▶ _AIM OF THE TASK_:
Write out all of the data exactly as it appears.

☆ ☆ ☆ ☆ ☆ ☆ ☆

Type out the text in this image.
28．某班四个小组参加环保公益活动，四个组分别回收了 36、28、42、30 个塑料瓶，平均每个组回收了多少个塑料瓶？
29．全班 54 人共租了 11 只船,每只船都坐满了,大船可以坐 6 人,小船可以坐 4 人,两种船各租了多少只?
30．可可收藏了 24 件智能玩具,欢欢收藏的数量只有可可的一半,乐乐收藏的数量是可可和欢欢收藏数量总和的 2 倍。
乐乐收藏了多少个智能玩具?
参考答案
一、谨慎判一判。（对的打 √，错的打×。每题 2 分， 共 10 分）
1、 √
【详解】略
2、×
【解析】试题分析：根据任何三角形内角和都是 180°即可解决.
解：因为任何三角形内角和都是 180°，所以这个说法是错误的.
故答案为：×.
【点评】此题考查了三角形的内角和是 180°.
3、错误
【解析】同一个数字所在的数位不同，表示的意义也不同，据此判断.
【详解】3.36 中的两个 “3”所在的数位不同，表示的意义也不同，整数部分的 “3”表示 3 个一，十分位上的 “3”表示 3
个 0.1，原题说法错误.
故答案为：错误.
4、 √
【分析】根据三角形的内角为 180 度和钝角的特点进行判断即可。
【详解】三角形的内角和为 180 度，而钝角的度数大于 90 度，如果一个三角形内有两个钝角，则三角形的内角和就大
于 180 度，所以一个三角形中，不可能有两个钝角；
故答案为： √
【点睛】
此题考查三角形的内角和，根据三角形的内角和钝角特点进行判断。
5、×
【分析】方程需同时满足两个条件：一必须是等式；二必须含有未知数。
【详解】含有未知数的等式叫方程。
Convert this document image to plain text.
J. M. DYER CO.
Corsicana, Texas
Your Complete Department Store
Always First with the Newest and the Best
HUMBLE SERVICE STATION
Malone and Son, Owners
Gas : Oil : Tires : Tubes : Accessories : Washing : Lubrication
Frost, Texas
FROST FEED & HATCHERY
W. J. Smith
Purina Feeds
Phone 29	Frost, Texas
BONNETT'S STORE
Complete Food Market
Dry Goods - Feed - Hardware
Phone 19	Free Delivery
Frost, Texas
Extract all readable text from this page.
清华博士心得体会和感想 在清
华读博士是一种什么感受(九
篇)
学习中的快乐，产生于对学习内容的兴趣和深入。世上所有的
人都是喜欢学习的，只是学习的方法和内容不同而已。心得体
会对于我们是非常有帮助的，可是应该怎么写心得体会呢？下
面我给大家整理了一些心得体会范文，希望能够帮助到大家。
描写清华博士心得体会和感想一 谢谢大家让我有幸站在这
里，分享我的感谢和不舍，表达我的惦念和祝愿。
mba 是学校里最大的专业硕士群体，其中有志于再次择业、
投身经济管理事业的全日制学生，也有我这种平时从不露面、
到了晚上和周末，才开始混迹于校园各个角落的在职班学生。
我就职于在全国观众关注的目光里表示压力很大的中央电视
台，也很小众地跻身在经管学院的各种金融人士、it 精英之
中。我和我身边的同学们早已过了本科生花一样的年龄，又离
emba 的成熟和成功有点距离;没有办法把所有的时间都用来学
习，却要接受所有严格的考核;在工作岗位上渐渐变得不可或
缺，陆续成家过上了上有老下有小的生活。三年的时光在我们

☆ ☆ ☆ ☆ ☆ ☆ ☆

▶ _ANSWER TO THE PROBLEM_:
Type out the text in this image.
28．某班四个小组参加环保公益活动，四个组分别回收了 36、28、42、30 个塑料瓶，平均每个组回收了多少个塑料瓶？
29．全班 54 人共租了 11 只船,每只船都坐满了,大船可以坐 6 人,小船可以坐 4 人,两种船各租了多少只?
30．可可收藏了 24 件智能玩具,欢欢收藏的数量只有可可的一半,乐乐收藏的数量是可可和欢欢收藏数量总和的 2 倍。
乐乐收藏了多少个智能玩具?
参考答案
一、谨慎判一判。（对的打 √，错的打×。每题 2 分， 共 10 分）
1、 √
【详解】略
2、×
【解析】试题分析：根据任何三角形内角和都是 180°即可解决.
解：因为任何三角形内角和都是 180°，所以这个说法是错误的.
故答案为：×.
【点评】此题考查了三角形的内角和是 180°.
3、错误
【解析】同一个数字所在的数位不同，表示的意义也不同，据此判断.
【详解】3.36 中的两个 “3”所在的数位不同，表示的意义也不同，整数部分的 “3”表示 3 个一，十分位上的 “3”表示 3
个 0.1，原题说法错误.
故答案为：错误.
4、 √
【分析】根据三角形的内角为 180 度和钝角的特点进行判断即可。
【详解】三角形的内角和为 180 度，而钝角的度数大于 90 度，如果一个三角形内有两个钝角，则三角形的内角和就大
于 180 度，所以一个三角形中，不可能有两个钝角；
故答案为： √
【点睛】
此题考查三角形的内角和，根据三角形的内角和钝角特点进行判断。
5、×
【分析】方程需同时满足两个条件：一必须是等式；二必须含有未知数。
【详解】含有未知数的等式叫方程。
Convert this document image to plain text.
J. M. DYER CO.
Corsicana, Texas
Your Complete Department Store
Always First with the Newest and the Best
HUMBLE SERVICE STATION
Malone and Son, Owners
Gas : Oil : Tires : Tubes : Accessories : Washing : Lubrication
Frost, Texas
FROST FEED & HATCHERY
W. J. Smith
Purina Feeds
Phone 29	Frost, Texas
BONNETT'S STORE
Complete Food Market
Dry Goods - Feed - Hardware
Phone 19	Free Delivery
Frost, Texas
Extract all readable text from this page.
清华博士心得体会和感想 在清
华读博士是一种什么感受(九
篇)
学习中的快乐，产生于对学习内容的兴趣和深入。世上所有的
人都是喜欢学习的，只是学习的方法和内容不同而已。心得体
会对于我们是非常有帮助的，可是应该怎么写心得体会呢？下
面我给大家整理了一些心得体会范文，希望能够帮助到大家。
描写清华博士心得体会和感想一 谢谢大家让我有幸站在这
里，分享我的感谢和不舍，表达我的惦念和祝愿。
mba 是学校里最大的专业硕士群体，其中有志于再次择业、
投身经济管理事业的全日制学生，也有我这种平时从不露面、
到了晚上和周末，才开始混迹于校园各个角落的在职班学生。
我就职于在全国观众关注的目光里表示压力很大的中央电视
台，也很小众地跻身在经管学院的各种金融人士、it 精英之
中。我和我身边的同学们早已过了本科生花一样的年龄，又离
emba 的成熟和成功有点距离;没有办法把所有的时间都用来学
习，却要接受所有严格的考核;在工作岗位上渐渐变得不可或
缺，陆续成家过上了上有老下有小的生活。三年的时光在我们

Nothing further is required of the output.